### Written request
Below, copy the records word for word, starting at the line containing "Where is each" and ending at the line containing "cyan-patch <box>385 435 429 470</box>", with both of those lines included. Leave the pictures out.

### Dataset
_ _ _

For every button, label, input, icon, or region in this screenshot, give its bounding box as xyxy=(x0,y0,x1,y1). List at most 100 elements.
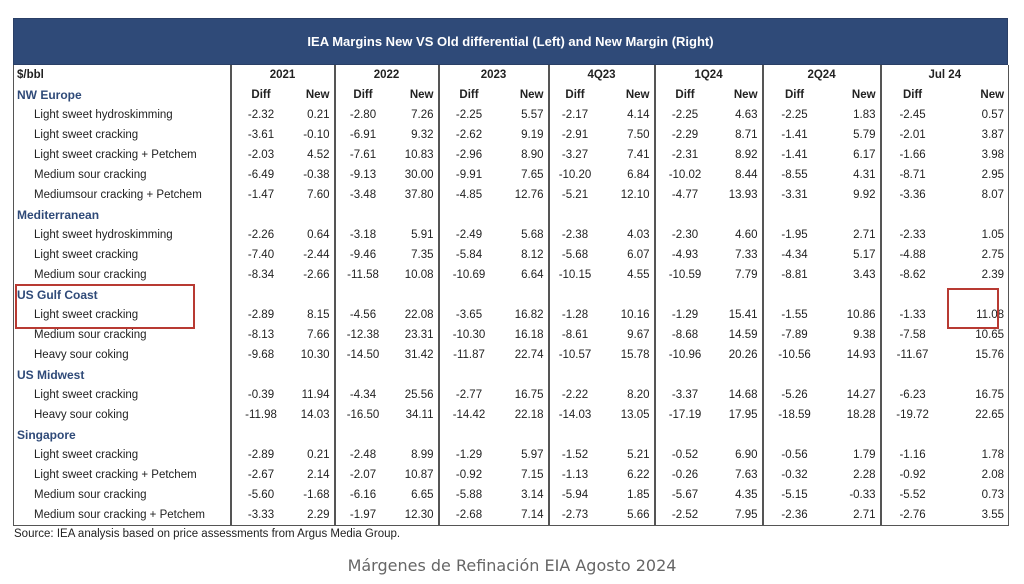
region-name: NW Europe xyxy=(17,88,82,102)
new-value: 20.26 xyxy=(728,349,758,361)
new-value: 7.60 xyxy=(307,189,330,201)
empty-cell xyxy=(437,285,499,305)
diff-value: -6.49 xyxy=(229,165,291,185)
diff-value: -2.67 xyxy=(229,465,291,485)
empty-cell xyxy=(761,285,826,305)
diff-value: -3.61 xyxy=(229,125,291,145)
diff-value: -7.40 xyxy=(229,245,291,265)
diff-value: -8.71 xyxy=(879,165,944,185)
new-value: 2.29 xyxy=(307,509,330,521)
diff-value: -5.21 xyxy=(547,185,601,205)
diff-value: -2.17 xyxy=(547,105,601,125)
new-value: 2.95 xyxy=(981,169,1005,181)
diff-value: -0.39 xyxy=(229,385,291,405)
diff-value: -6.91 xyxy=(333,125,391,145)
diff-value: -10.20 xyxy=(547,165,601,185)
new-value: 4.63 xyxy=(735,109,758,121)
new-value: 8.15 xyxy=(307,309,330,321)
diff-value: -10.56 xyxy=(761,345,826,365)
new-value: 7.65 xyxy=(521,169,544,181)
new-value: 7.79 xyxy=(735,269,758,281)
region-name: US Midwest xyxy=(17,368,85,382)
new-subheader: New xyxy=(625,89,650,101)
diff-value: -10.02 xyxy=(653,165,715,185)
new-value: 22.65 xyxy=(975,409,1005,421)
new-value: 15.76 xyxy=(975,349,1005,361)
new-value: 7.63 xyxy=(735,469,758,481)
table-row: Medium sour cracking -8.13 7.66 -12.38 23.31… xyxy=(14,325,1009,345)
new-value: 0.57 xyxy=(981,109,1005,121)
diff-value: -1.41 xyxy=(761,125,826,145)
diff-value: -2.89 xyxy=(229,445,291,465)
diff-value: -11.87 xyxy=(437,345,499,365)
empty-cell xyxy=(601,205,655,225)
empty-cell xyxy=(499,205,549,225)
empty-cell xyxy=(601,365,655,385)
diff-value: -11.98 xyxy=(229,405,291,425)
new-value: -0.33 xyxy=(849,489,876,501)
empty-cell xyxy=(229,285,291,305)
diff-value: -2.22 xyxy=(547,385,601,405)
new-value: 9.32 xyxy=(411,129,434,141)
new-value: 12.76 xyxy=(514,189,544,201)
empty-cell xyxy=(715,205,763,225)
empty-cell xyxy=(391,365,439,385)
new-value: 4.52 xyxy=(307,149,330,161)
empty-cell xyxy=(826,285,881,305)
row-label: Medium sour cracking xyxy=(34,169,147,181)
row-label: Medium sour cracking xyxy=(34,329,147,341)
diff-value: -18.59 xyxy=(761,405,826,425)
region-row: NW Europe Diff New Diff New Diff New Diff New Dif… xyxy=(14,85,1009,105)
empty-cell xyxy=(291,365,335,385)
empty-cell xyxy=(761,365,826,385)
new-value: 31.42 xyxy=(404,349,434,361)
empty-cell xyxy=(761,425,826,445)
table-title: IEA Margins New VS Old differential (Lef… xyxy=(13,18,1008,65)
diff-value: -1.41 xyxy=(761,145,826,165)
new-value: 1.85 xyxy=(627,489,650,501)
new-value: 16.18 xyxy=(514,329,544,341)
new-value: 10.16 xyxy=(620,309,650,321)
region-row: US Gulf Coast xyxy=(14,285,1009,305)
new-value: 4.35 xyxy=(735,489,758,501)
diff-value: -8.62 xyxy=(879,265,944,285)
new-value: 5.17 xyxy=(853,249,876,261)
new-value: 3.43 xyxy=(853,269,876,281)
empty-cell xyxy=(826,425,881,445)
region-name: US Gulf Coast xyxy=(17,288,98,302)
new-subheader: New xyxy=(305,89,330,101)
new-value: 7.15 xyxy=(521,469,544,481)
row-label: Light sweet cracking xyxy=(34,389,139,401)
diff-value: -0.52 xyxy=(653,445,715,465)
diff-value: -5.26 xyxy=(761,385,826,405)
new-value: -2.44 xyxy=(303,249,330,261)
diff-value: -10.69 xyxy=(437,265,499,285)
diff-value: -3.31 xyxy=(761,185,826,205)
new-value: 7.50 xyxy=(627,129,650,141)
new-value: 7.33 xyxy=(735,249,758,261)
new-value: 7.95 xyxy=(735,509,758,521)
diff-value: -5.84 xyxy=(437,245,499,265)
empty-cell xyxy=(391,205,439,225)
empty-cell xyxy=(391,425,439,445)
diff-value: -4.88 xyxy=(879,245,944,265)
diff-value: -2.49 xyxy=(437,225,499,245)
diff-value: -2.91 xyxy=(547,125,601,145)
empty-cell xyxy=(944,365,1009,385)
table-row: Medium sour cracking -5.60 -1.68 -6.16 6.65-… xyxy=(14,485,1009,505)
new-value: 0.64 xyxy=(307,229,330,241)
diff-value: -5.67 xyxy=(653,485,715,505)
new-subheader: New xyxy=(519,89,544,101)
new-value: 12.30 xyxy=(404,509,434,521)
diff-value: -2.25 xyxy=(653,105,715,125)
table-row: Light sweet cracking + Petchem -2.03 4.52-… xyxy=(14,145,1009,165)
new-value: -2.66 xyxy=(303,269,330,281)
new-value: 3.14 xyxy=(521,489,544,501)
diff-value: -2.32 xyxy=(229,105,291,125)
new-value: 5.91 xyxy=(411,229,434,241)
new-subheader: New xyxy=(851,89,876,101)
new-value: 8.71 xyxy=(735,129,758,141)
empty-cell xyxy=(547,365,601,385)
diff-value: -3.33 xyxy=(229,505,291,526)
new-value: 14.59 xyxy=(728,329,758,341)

_ _ _

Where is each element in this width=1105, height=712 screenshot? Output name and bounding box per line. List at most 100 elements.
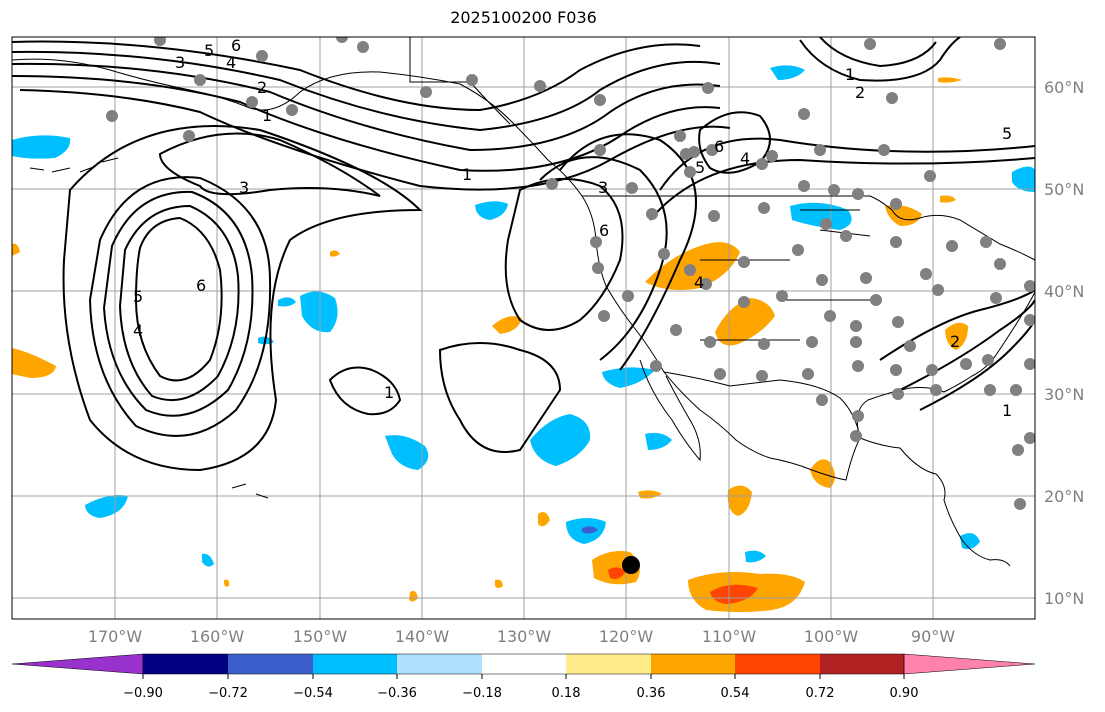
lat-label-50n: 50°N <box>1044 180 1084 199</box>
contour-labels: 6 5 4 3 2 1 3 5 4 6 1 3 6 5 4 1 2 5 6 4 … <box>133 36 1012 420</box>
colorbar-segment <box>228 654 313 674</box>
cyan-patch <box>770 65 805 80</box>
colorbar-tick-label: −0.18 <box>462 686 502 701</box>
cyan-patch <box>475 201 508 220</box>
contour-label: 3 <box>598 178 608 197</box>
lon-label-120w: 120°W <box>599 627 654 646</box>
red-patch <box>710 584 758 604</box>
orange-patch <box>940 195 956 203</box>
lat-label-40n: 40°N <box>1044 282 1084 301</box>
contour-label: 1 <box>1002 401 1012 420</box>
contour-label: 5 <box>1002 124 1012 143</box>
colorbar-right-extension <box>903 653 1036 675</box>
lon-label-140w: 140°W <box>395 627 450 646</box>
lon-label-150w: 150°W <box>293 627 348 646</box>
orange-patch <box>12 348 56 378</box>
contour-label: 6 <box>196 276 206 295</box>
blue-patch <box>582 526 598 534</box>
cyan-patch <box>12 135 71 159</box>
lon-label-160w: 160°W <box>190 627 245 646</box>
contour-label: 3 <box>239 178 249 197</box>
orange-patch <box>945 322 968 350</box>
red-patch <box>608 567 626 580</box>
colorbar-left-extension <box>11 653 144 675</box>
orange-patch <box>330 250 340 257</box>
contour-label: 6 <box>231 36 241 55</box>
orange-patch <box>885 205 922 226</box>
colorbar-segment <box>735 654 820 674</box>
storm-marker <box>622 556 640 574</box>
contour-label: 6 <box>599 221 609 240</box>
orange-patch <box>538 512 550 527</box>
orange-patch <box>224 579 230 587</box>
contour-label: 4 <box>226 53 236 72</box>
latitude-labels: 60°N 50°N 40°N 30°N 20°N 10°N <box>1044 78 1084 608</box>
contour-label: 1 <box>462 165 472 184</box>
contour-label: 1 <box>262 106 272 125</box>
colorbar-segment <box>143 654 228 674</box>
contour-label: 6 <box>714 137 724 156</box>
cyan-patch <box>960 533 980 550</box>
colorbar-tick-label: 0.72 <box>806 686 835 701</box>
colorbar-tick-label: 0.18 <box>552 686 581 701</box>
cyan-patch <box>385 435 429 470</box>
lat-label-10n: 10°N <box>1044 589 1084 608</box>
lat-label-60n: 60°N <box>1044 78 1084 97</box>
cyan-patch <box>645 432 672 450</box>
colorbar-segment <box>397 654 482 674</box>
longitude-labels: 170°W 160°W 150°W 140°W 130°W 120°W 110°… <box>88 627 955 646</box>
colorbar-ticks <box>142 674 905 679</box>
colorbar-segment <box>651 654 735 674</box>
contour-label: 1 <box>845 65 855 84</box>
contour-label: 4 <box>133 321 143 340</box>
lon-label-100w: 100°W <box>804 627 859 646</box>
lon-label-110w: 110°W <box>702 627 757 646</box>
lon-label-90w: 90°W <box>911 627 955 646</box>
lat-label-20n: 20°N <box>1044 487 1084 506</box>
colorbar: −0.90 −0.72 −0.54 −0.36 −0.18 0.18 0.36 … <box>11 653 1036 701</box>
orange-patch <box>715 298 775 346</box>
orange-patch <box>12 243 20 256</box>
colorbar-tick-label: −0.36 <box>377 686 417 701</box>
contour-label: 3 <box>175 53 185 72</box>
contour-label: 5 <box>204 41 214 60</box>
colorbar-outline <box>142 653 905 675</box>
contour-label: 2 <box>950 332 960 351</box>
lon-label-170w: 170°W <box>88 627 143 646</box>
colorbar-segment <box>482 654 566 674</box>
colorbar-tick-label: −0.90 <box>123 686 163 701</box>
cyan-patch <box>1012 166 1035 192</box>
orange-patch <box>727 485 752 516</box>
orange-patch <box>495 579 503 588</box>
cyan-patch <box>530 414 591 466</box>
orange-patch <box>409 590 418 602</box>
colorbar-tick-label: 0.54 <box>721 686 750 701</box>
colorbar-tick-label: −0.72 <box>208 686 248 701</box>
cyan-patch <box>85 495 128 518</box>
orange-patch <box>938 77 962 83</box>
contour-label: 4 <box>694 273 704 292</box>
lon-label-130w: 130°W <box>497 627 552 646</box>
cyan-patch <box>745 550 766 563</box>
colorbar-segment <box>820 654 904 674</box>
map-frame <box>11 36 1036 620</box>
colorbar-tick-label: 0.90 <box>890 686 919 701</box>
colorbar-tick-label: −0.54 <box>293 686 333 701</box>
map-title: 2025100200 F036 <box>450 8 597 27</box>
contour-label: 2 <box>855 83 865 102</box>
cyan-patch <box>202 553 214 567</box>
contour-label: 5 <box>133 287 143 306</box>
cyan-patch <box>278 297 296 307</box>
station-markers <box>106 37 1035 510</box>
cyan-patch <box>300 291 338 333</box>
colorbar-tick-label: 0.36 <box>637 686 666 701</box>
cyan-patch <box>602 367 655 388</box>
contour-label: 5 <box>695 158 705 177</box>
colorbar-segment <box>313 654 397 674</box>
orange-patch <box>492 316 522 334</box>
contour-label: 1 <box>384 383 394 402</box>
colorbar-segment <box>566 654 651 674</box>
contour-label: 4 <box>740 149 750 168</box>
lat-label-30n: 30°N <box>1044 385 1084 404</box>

_ _ _

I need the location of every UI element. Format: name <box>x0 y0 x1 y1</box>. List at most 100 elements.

_ _ _

### Response for this exercise
Where is each element in this width=1105, height=712 screenshot? Output name and bounding box per line. List at most 100 elements.
lat-label-50n: 50°N <box>1044 180 1084 199</box>
contour-labels: 6 5 4 3 2 1 3 5 4 6 1 3 6 5 4 1 2 5 6 4 … <box>133 36 1012 420</box>
colorbar-segment <box>228 654 313 674</box>
cyan-patch <box>770 65 805 80</box>
colorbar-tick-label: −0.18 <box>462 686 502 701</box>
cyan-patch <box>475 201 508 220</box>
contour-label: 3 <box>598 178 608 197</box>
lon-label-120w: 120°W <box>599 627 654 646</box>
red-patch <box>710 584 758 604</box>
orange-patch <box>940 195 956 203</box>
lat-label-40n: 40°N <box>1044 282 1084 301</box>
contour-label: 1 <box>1002 401 1012 420</box>
contour-label: 5 <box>1002 124 1012 143</box>
colorbar-right-extension <box>903 653 1036 675</box>
lon-label-140w: 140°W <box>395 627 450 646</box>
lon-label-150w: 150°W <box>293 627 348 646</box>
orange-patch <box>12 348 56 378</box>
contour-label: 6 <box>196 276 206 295</box>
blue-patch <box>582 526 598 534</box>
cyan-patch <box>12 135 71 159</box>
lon-label-160w: 160°W <box>190 627 245 646</box>
contour-label: 3 <box>239 178 249 197</box>
orange-patch <box>945 322 968 350</box>
red-patch <box>608 567 626 580</box>
colorbar-left-extension <box>11 653 144 675</box>
orange-patch <box>330 250 340 257</box>
contour-label: 6 <box>231 36 241 55</box>
orange-patch <box>885 205 922 226</box>
colorbar-segment <box>735 654 820 674</box>
storm-marker <box>622 556 640 574</box>
contour-label: 6 <box>599 221 609 240</box>
orange-patch <box>538 512 550 527</box>
orange-patch <box>224 579 230 587</box>
contour-label: 4 <box>226 53 236 72</box>
latitude-labels: 60°N 50°N 40°N 30°N 20°N 10°N <box>1044 78 1084 608</box>
contour-label: 1 <box>462 165 472 184</box>
contour-label: 1 <box>262 106 272 125</box>
colorbar-segment <box>143 654 228 674</box>
contour-label: 6 <box>714 137 724 156</box>
cyan-patch <box>960 533 980 550</box>
colorbar-tick-label: 0.72 <box>806 686 835 701</box>
colorbar-tick-label: 0.18 <box>552 686 581 701</box>
cyan-patch <box>385 435 429 470</box>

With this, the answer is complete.